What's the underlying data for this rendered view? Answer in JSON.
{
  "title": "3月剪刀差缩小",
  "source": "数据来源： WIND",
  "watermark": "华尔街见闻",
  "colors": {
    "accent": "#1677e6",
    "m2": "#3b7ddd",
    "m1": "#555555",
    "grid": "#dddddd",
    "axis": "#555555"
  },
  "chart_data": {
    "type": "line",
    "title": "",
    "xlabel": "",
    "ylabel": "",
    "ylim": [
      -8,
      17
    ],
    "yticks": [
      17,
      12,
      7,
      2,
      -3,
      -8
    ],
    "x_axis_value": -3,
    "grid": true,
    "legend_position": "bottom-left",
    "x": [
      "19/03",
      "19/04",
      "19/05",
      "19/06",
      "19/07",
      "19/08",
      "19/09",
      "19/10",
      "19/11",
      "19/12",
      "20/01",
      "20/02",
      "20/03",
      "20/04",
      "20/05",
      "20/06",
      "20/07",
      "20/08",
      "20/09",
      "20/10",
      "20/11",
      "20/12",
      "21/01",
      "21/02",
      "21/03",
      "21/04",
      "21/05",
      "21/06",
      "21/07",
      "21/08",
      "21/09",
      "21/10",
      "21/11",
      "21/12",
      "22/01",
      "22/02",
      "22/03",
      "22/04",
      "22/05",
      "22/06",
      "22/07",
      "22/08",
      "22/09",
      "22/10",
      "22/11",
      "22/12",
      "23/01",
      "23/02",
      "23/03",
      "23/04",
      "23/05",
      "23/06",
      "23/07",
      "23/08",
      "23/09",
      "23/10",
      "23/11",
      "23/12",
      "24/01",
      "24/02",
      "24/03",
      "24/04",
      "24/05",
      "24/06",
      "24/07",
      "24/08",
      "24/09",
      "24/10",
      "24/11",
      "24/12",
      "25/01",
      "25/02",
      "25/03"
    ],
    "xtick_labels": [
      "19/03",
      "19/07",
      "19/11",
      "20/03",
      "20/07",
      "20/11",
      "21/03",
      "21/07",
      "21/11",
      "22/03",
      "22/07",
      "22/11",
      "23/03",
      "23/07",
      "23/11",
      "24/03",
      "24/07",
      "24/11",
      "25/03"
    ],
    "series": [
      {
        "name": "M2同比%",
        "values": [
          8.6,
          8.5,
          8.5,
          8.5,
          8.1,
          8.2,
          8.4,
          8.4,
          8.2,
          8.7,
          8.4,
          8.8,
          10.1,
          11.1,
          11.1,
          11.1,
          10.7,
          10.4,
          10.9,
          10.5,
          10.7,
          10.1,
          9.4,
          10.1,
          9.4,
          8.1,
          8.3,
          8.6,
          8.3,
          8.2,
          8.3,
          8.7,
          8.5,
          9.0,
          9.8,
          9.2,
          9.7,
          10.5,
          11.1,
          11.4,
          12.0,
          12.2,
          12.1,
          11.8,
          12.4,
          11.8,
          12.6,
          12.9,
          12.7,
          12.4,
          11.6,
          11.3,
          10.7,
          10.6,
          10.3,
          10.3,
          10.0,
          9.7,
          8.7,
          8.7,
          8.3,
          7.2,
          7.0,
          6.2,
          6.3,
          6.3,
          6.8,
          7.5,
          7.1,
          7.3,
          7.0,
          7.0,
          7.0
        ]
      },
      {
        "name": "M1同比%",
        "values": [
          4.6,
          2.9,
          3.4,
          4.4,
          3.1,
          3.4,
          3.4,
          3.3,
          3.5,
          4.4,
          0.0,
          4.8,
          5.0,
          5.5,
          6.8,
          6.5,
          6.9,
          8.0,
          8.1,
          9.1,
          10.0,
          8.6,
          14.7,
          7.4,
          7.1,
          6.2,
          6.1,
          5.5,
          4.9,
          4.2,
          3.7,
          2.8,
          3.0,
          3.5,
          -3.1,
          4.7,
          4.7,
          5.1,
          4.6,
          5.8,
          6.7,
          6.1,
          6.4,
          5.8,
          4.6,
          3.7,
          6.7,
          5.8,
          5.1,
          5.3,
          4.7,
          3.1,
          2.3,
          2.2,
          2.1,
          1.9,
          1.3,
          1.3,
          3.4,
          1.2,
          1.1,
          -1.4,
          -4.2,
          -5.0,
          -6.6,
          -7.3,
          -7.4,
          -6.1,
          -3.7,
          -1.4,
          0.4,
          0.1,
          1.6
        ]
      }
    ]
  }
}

• • • • •

* [Given request]: Give an exact copy of all the data shown above.

* [Reply to the exercise]:
What's the underlying data for this rendered view? Answer in JSON.
{
  "title": "3月剪刀差缩小",
  "source": "数据来源： WIND",
  "watermark": "华尔街见闻",
  "colors": {
    "accent": "#1677e6",
    "m2": "#3b7ddd",
    "m1": "#555555",
    "grid": "#dddddd",
    "axis": "#555555"
  },
  "chart_data": {
    "type": "line",
    "title": "",
    "xlabel": "",
    "ylabel": "",
    "ylim": [
      -8,
      17
    ],
    "yticks": [
      17,
      12,
      7,
      2,
      -3,
      -8
    ],
    "x_axis_value": -3,
    "grid": true,
    "legend_position": "bottom-left",
    "x": [
      "19/03",
      "19/04",
      "19/05",
      "19/06",
      "19/07",
      "19/08",
      "19/09",
      "19/10",
      "19/11",
      "19/12",
      "20/01",
      "20/02",
      "20/03",
      "20/04",
      "20/05",
      "20/06",
      "20/07",
      "20/08",
      "20/09",
      "20/10",
      "20/11",
      "20/12",
      "21/01",
      "21/02",
      "21/03",
      "21/04",
      "21/05",
      "21/06",
      "21/07",
      "21/08",
      "21/09",
      "21/10",
      "21/11",
      "21/12",
      "22/01",
      "22/02",
      "22/03",
      "22/04",
      "22/05",
      "22/06",
      "22/07",
      "22/08",
      "22/09",
      "22/10",
      "22/11",
      "22/12",
      "23/01",
      "23/02",
      "23/03",
      "23/04",
      "23/05",
      "23/06",
      "23/07",
      "23/08",
      "23/09",
      "23/10",
      "23/11",
      "23/12",
      "24/01",
      "24/02",
      "24/03",
      "24/04",
      "24/05",
      "24/06",
      "24/07",
      "24/08",
      "24/09",
      "24/10",
      "24/11",
      "24/12",
      "25/01",
      "25/02",
      "25/03"
    ],
    "xtick_labels": [
      "19/03",
      "19/07",
      "19/11",
      "20/03",
      "20/07",
      "20/11",
      "21/03",
      "21/07",
      "21/11",
      "22/03",
      "22/07",
      "22/11",
      "23/03",
      "23/07",
      "23/11",
      "24/03",
      "24/07",
      "24/11",
      "25/03"
    ],
    "series": [
      {
        "name": "M2同比%",
        "values": [
          8.6,
          8.5,
          8.5,
          8.5,
          8.1,
          8.2,
          8.4,
          8.4,
          8.2,
          8.7,
          8.4,
          8.8,
          10.1,
          11.1,
          11.1,
          11.1,
          10.7,
          10.4,
          10.9,
          10.5,
          10.7,
          10.1,
          9.4,
          10.1,
          9.4,
          8.1,
          8.3,
          8.6,
          8.3,
          8.2,
          8.3,
          8.7,
          8.5,
          9.0,
          9.8,
          9.2,
          9.7,
          10.5,
          11.1,
          11.4,
          12.0,
          12.2,
          12.1,
          11.8,
          12.4,
          11.8,
          12.6,
          12.9,
          12.7,
          12.4,
          11.6,
          11.3,
          10.7,
          10.6,
          10.3,
          10.3,
          10.0,
          9.7,
          8.7,
          8.7,
          8.3,
          7.2,
          7.0,
          6.2,
          6.3,
          6.3,
          6.8,
          7.5,
          7.1,
          7.3,
          7.0,
          7.0,
          7.0
        ]
      },
      {
        "name": "M1同比%",
        "values": [
          4.6,
          2.9,
          3.4,
          4.4,
          3.1,
          3.4,
          3.4,
          3.3,
          3.5,
          4.4,
          0.0,
          4.8,
          5.0,
          5.5,
          6.8,
          6.5,
          6.9,
          8.0,
          8.1,
          9.1,
          10.0,
          8.6,
          14.7,
          7.4,
          7.1,
          6.2,
          6.1,
          5.5,
          4.9,
          4.2,
          3.7,
          2.8,
          3.0,
          3.5,
          -3.1,
          4.7,
          4.7,
          5.1,
          4.6,
          5.8,
          6.7,
          6.1,
          6.4,
          5.8,
          4.6,
          3.7,
          6.7,
          5.8,
          5.1,
          5.3,
          4.7,
          3.1,
          2.3,
          2.2,
          2.1,
          1.9,
          1.3,
          1.3,
          3.4,
          1.2,
          1.1,
          -1.4,
          -4.2,
          -5.0,
          -6.6,
          -7.3,
          -7.4,
          -6.1,
          -3.7,
          -1.4,
          0.4,
          0.1,
          1.6
        ]
      }
    ]
  }
}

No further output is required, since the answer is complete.